**GIVEN REQUEST:**
A single run of lines is to be printed exactly: starting at the line with "Extract the structured" and ending at the line with "What data populates", both included. Leave the pictures out.
___ SUPPLIED RECORDS ___
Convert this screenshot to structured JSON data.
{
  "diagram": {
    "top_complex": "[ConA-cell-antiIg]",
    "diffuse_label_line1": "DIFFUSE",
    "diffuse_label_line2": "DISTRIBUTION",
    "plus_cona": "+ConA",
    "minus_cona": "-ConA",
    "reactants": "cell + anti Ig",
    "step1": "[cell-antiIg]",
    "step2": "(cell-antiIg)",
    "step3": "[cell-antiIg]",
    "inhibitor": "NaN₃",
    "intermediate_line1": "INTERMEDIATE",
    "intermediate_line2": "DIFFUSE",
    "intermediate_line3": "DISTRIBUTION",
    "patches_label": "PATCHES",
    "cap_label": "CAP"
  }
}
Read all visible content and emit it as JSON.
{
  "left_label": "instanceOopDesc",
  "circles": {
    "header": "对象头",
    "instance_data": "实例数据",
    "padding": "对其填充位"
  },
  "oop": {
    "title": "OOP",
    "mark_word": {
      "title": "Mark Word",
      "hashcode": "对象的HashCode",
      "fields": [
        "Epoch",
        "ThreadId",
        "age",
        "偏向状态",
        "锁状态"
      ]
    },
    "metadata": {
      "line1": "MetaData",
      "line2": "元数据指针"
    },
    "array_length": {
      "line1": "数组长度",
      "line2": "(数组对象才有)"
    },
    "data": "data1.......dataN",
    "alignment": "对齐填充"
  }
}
___
___ SUPPLIED RECORDS ___
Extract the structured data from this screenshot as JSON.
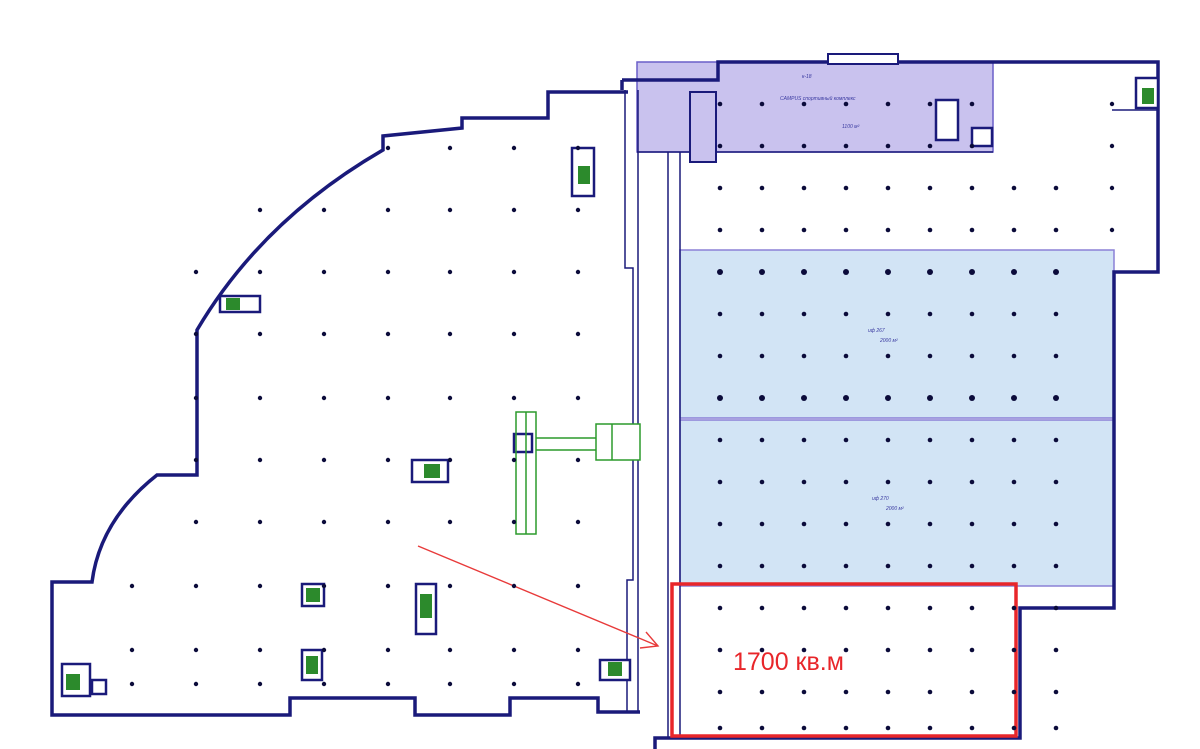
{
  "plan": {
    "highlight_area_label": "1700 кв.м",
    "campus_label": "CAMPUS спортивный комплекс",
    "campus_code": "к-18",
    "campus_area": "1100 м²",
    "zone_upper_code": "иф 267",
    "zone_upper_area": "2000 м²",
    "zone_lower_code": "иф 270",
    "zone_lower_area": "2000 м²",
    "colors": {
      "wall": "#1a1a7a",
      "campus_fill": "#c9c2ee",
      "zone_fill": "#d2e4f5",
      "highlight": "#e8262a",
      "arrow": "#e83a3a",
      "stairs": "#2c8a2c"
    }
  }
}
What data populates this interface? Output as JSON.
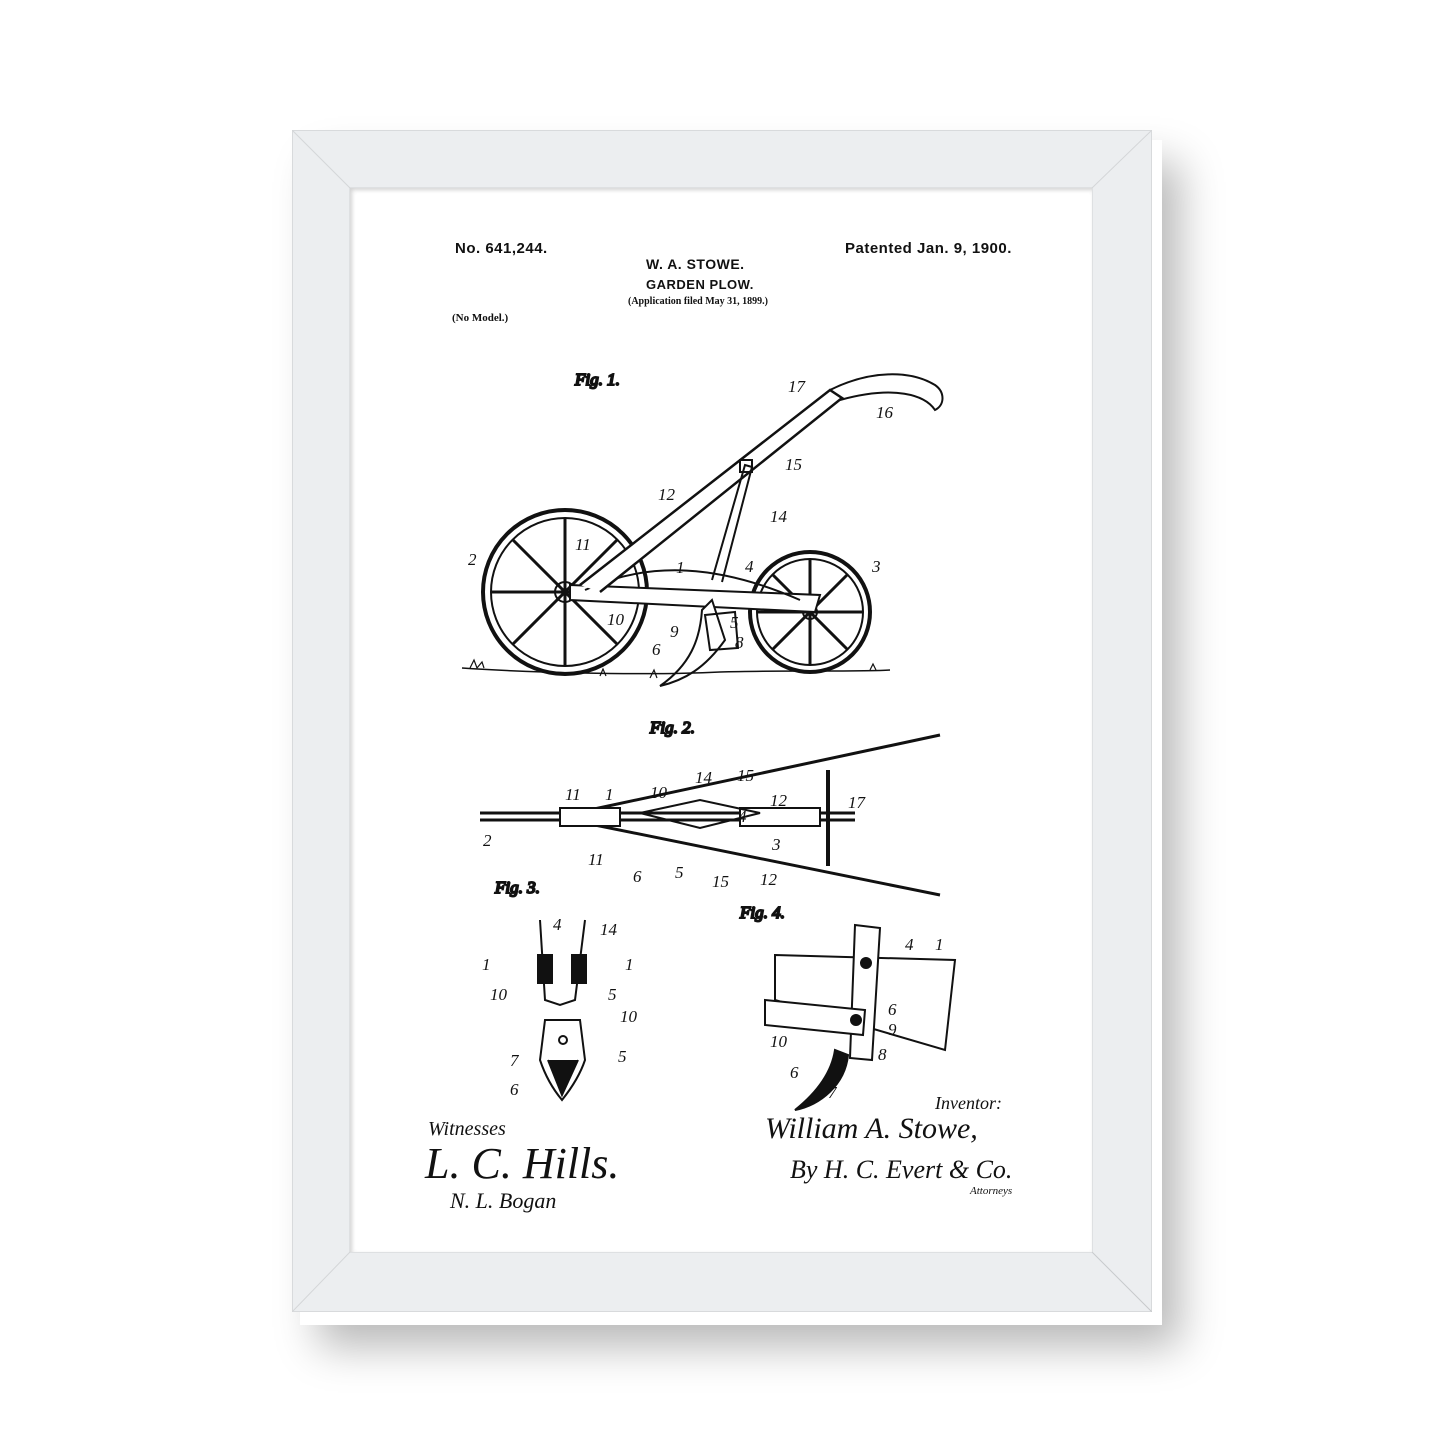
___
**TASK SOLUTION:**
Extract the structured data from this screenshot as JSON.
{
  "plan": {
    "highlight_area_label": "1700 кв.м",
    "campus_label": "CAMPUS спортивный комплекс",
    "campus_code": "к-18",
    "campus_area": "1100 м²",
    "zone_upper_code": "иф 267",
    "zone_upper_area": "2000 м²",
    "zone_lower_code": "иф 270",
    "zone_lower_area": "2000 м²",
    "colors": {
      "wall": "#1a1a7a",
      "campus_fill": "#c9c2ee",
      "zone_fill": "#d2e4f5",
      "highlight": "#e8262a",
      "arrow": "#e83a3a",
      "stairs": "#2c8a2c"
    }
  }
}
What data populates this interface? Output as JSON.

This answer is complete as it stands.